_Problem to solve_: Copy every line in which the string "after" occurs.

--- Begin ---

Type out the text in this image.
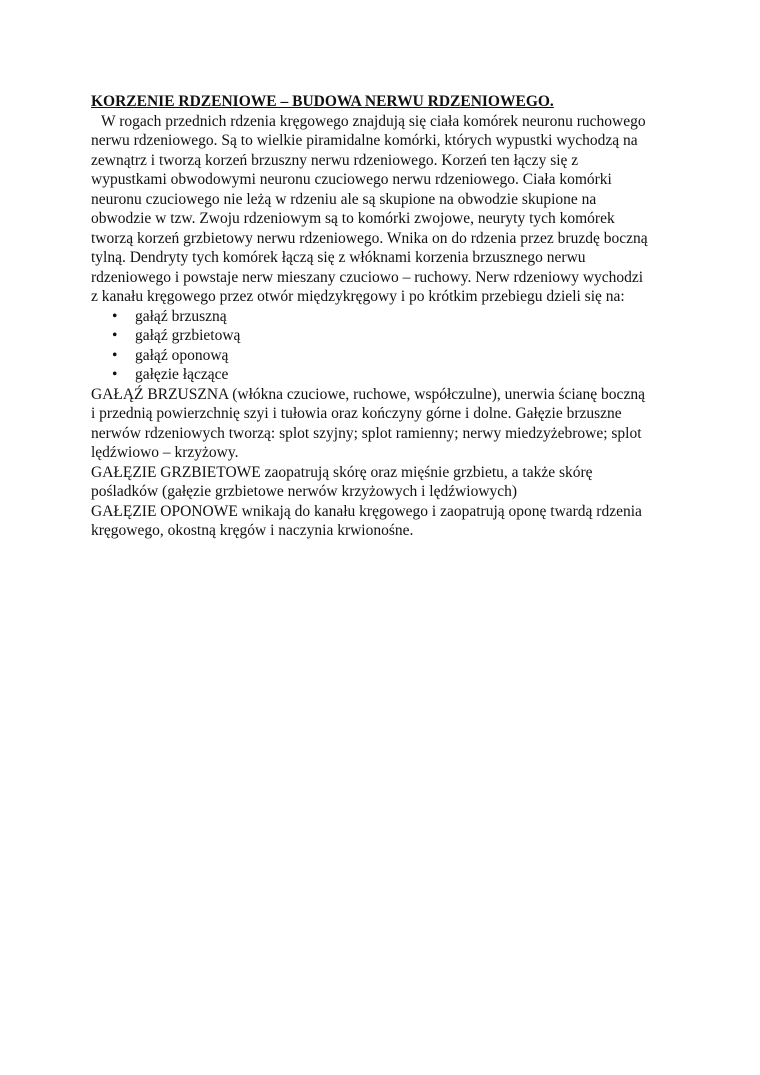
KORZENIE RDZENIOWE – BUDOWA NERWU RDZENIOWEGO.

W rogach przednich rdzenia kręgowego znajdują się ciała komórek neuronu ruchowego nerwu rdzeniowego. Są to wielkie piramidalne komórki, których wypustki wychodzą na zewnątrz i tworzą korzeń brzuszny nerwu rdzeniowego. Korzeń ten łączy się z wypustkami obwodowymi neuronu czuciowego nerwu rdzeniowego. Ciała komórki neuronu czuciowego nie leżą w rdzeniu ale są skupione na obwodzie skupione na obwodzie w tzw. Zwoju rdzeniowym są to komórki zwojowe, neuryty tych komórek tworzą korzeń grzbietowy nerwu rdzeniowego. Wnika on do rdzenia przez bruzdę boczną tylną. Dendryty tych komórek łączą się z włóknami korzenia brzusznego nerwu rdzeniowego i powstaje nerw mieszany czuciowo – ruchowy. Nerw rdzeniowy wychodzi z kanału kręgowego przez otwór międzykręgowy i po krótkim przebiegu dzieli się na:

• gałąź brzuszną
• gałąź grzbietową
• gałąź oponową
• gałęzie łączące

GAŁĄŹ BRZUSZNA (włókna czuciowe, ruchowe, współczulne), unerwia ścianę boczną i przednią powierzchnię szyi i tułowia oraz kończyny górne i dolne. Gałęzie brzuszne nerwów rdzeniowych tworzą: splot szyjny; splot ramienny; nerwy miedzyżebrowe; splot lędźwiowo – krzyżowy.

GAŁĘZIE GRZBIETOWE zaopatrują skórę oraz mięśnie grzbietu, a także skórę pośladków (gałęzie grzbietowe nerwów krzyżowych i lędźwiowych)

GAŁĘZIE OPONOWE wnikają do kanału kręgowego i zaopatrują oponę twardą rdzenia kręgowego, okostną kręgów i naczynia krwionośne.
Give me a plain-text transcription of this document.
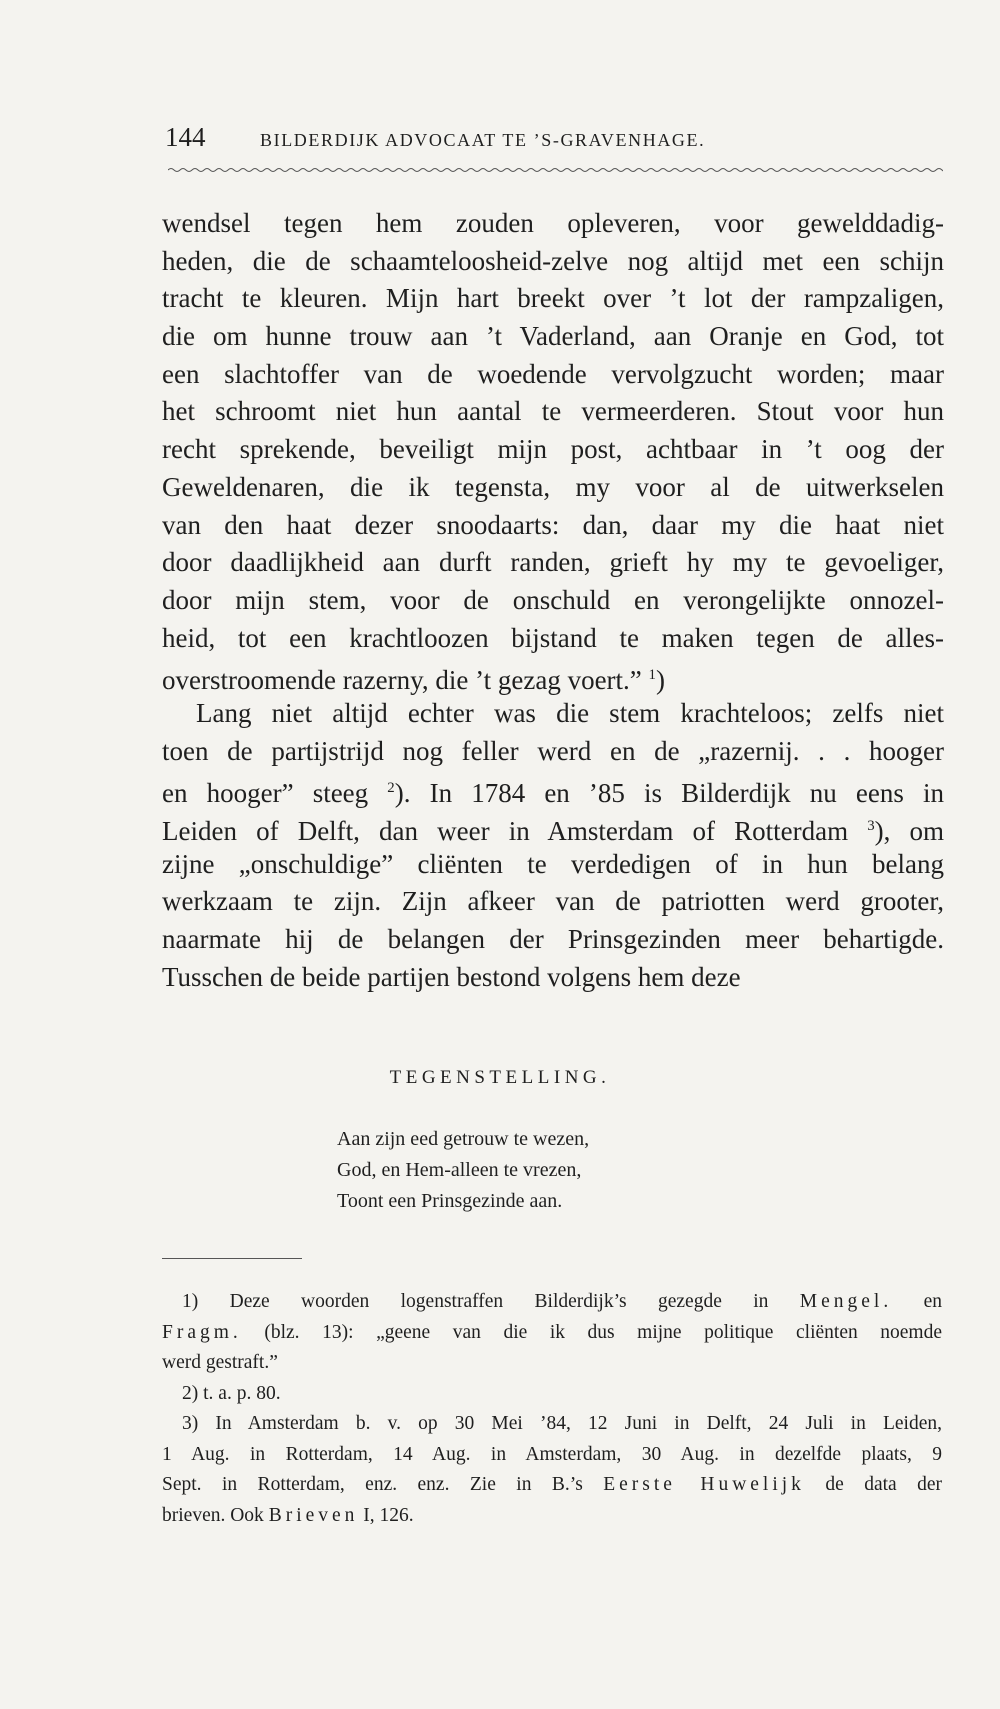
144	BILDERDIJK ADVOCAAT TE ’S-GRAVENHAGE.
wendsel tegen hem zouden opleveren, voor gewelddadig-
heden, die de schaamteloosheid-zelve nog altijd met een schijn
tracht te kleuren. Mijn hart breekt over ’t lot der rampzaligen,
die om hunne trouw aan ’t Vaderland, aan Oranje en God, tot
een slachtoffer van de woedende vervolgzucht worden; maar
het schroomt niet hun aantal te vermeerderen. Stout voor hun
recht sprekende, beveiligt mijn post, achtbaar in ’t oog der
Geweldenaren, die ik tegensta, my voor al de uitwerkselen
van den haat dezer snoodaarts: dan, daar my die haat niet
door daadlijkheid aan durft randen, grieft hy my te gevoeliger,
door mijn stem, voor de onschuld en verongelijkte onnozel-
heid, tot een krachtloozen bijstand te maken tegen de alles-
overstroomende razerny, die ’t gezag voert.” $^1$)
Lang niet altijd echter was die stem krachteloos; zelfs niet
toen de partijstrijd nog feller werd en de „razernij. . . hooger
en hooger” steeg $^2$). In 1784 en ’85 is Bilderdijk nu eens in
Leiden of Delft, dan weer in Amsterdam of Rotterdam $^3$), om
zijne „onschuldige” cliënten te verdedigen of in hun belang
werkzaam te zijn. Zijn afkeer van de patriotten werd grooter,
naarmate hij de belangen der Prinsgezinden meer behartigde.
Tusschen de beide partijen bestond volgens hem deze
TEGENSTELLING.
Aan zijn eed getrouw te wezen,
God, en Hem-alleen te vrezen,
Toont een Prinsgezinde aan.
1) Deze woorden logenstraffen Bilderdijk’s gezegde in Mengel. en
Fragm. (blz. 13): „geene van die ik dus mijne politique cliënten noemde
werd gestraft.”
2) t. a. p. 80.
3) In Amsterdam b. v. op 30 Mei ’84, 12 Juni in Delft, 24 Juli in Leiden,
1 Aug. in Rotterdam, 14 Aug. in Amsterdam, 30 Aug. in dezelfde plaats, 9
Sept. in Rotterdam, enz. enz. Zie in B.’s Eerste Huwelijk de data der
brieven. Ook Brieven I, 126.
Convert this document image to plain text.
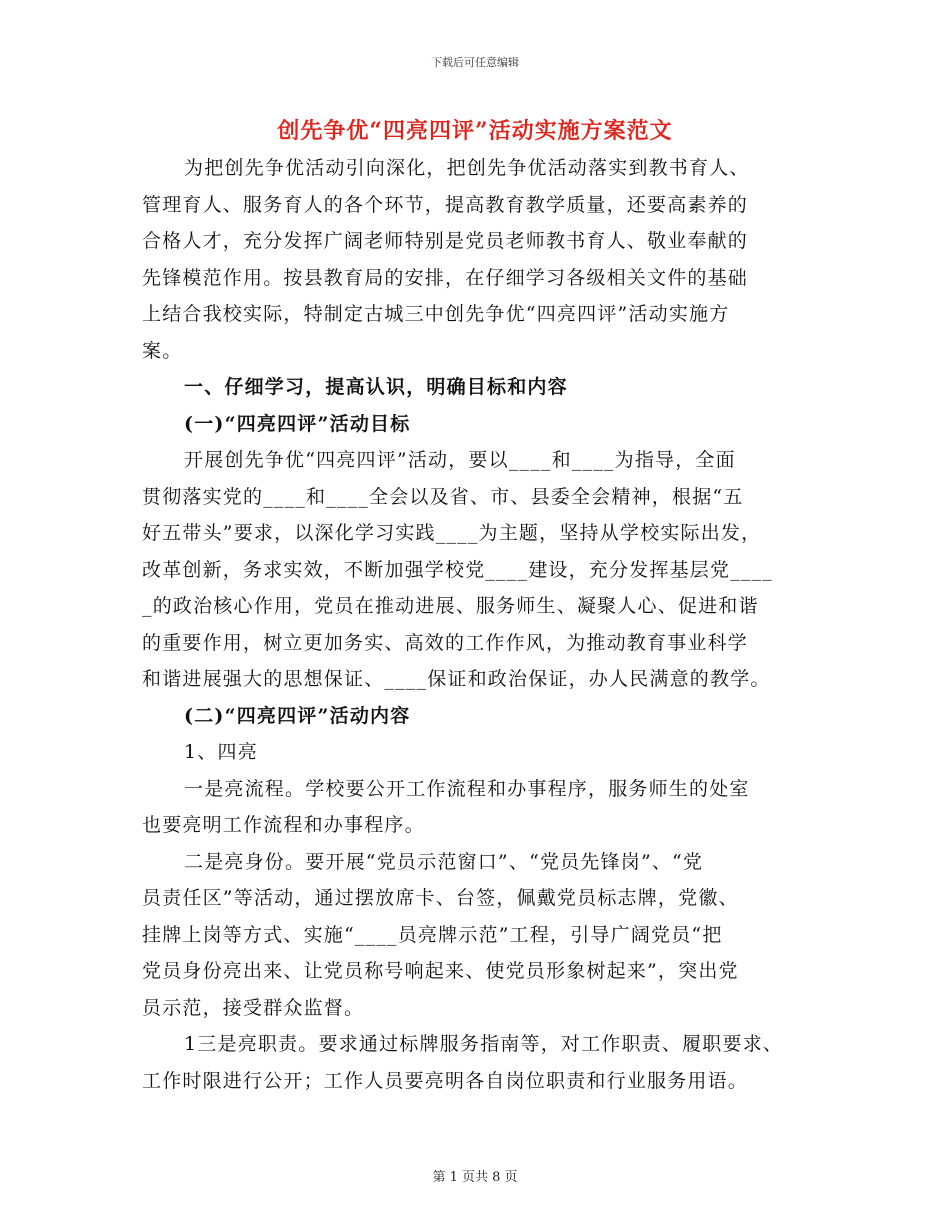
下载后可任意编辑
创先争优“四亮四评”活动实施方案范文
为把创先争优活动引向深化，把创先争优活动落实到教书育人、
管理育人、服务育人的各个环节，提高教育教学质量，还要高素养的
合格人才，充分发挥广阔老师特别是党员老师教书育人、敬业奉献的
先锋模范作用。按县教育局的安排，在仔细学习各级相关文件的基础
上结合我校实际，特制定古城三中创先争优“四亮四评”活动实施方
案。
一、仔细学习，提高认识，明确目标和内容
(一)“四亮四评”活动目标
开展创先争优“四亮四评”活动，要以____和____为指导，全面
贯彻落实党的____和____全会以及省、市、县委全会精神，根据“五
好五带头”要求，以深化学习实践____为主题，坚持从学校实际出发，
改革创新，务求实效，不断加强学校党____建设，充分发挥基层党____
_的政治核心作用，党员在推动进展、服务师生、凝聚人心、促进和谐
的重要作用，树立更加务实、高效的工作作风，为推动教育事业科学
和谐进展强大的思想保证、____保证和政治保证，办人民满意的教学。
(二)“四亮四评”活动内容
1、四亮
一是亮流程。学校要公开工作流程和办事程序，服务师生的处室
也要亮明工作流程和办事程序。
二是亮身份。要开展“党员示范窗口”、“党员先锋岗”、“党
员责任区”等活动，通过摆放席卡、台签，佩戴党员标志牌，党徽、
挂牌上岗等方式、实施“____员亮牌示范”工程，引导广阔党员“把
党员身份亮出来、让党员称号响起来、使党员形象树起来”，突出党
员示范，接受群众监督。
1三是亮职责。要求通过标牌服务指南等，对工作职责、履职要求、
工作时限进行公开；工作人员要亮明各自岗位职责和行业服务用语。
第 1 页共 8 页
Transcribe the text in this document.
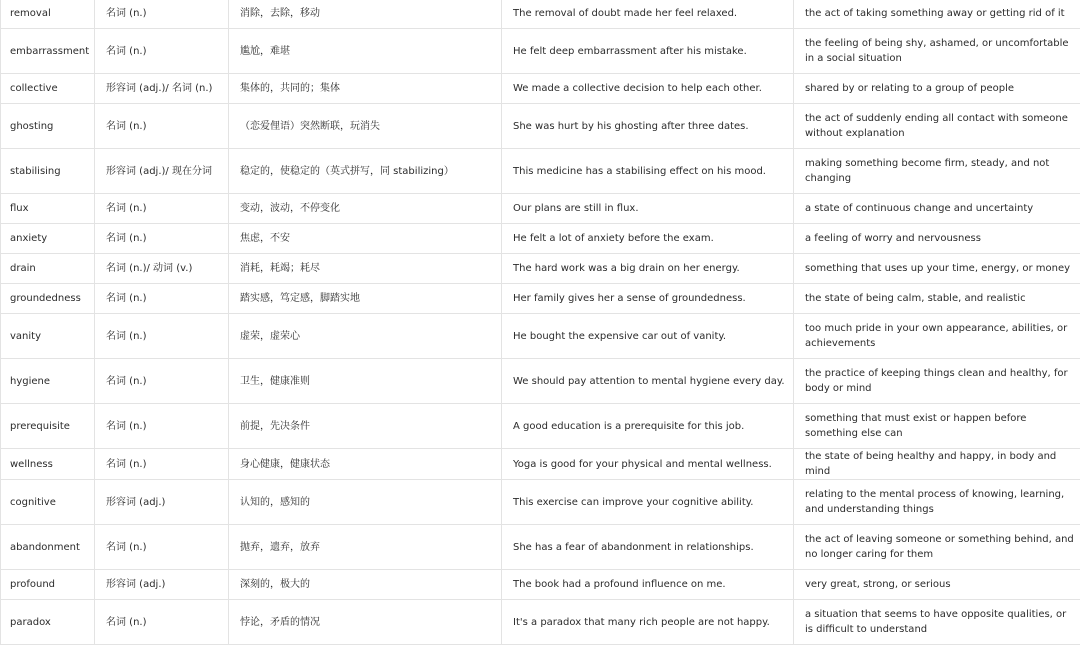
removal	名词 (n.)	消除，去除，移动	The removal of doubt made her feel relaxed.	the act of taking something away or getting rid of it
embarrassment	名词 (n.)	尴尬，难堪	He felt deep embarrassment after his mistake.	the feeling of being shy, ashamed, or uncomfortable in a social situation
collective	形容词 (adj.)/ 名词 (n.)	集体的，共同的；集体	We made a collective decision to help each other.	shared by or relating to a group of people
ghosting	名词 (n.)	（恋爱俚语）突然断联，玩消失	She was hurt by his ghosting after three dates.	the act of suddenly ending all contact with someone without explanation
stabilising	形容词 (adj.)/ 现在分词	稳定的，使稳定的（英式拼写，同 stabilizing）	This medicine has a stabilising effect on his mood.	making something become firm, steady, and not changing
flux	名词 (n.)	变动，波动，不停变化	Our plans are still in flux.	a state of continuous change and uncertainty
anxiety	名词 (n.)	焦虑，不安	He felt a lot of anxiety before the exam.	a feeling of worry and nervousness
drain	名词 (n.)/ 动词 (v.)	消耗，耗竭；耗尽	The hard work was a big drain on her energy.	something that uses up your time, energy, or money
groundedness	名词 (n.)	踏实感，笃定感，脚踏实地	Her family gives her a sense of groundedness.	the state of being calm, stable, and realistic
vanity	名词 (n.)	虚荣，虚荣心	He bought the expensive car out of vanity.	too much pride in your own appearance, abilities, or achievements
hygiene	名词 (n.)	卫生，健康准则	We should pay attention to mental hygiene every day.	the practice of keeping things clean and healthy, for body or mind
prerequisite	名词 (n.)	前提，先决条件	A good education is a prerequisite for this job.	something that must exist or happen before something else can
wellness	名词 (n.)	身心健康，健康状态	Yoga is good for your physical and mental wellness.	the state of being healthy and happy, in body and mind
cognitive	形容词 (adj.)	认知的，感知的	This exercise can improve your cognitive ability.	relating to the mental process of knowing, learning, and understanding things
abandonment	名词 (n.)	抛弃，遗弃，放弃	She has a fear of abandonment in relationships.	the act of leaving someone or something behind, and no longer caring for them
profound	形容词 (adj.)	深刻的，极大的	The book had a profound influence on me.	very great, strong, or serious
paradox	名词 (n.)	悖论，矛盾的情况	It's a paradox that many rich people are not happy.	a situation that seems to have opposite qualities, or is difficult to understand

--- End ---

_Answer for this exercise_:
embarrassment	名词 (n.)	尴尬，难堪	He felt deep embarrassment after his mistake.	the feeling of being shy, ashamed, or uncomfortable in a social situation
ghosting	名词 (n.)	（恋爱俚语）突然断联，玩消失	She was hurt by his ghosting after three dates.	the act of suddenly ending all contact with someone without explanation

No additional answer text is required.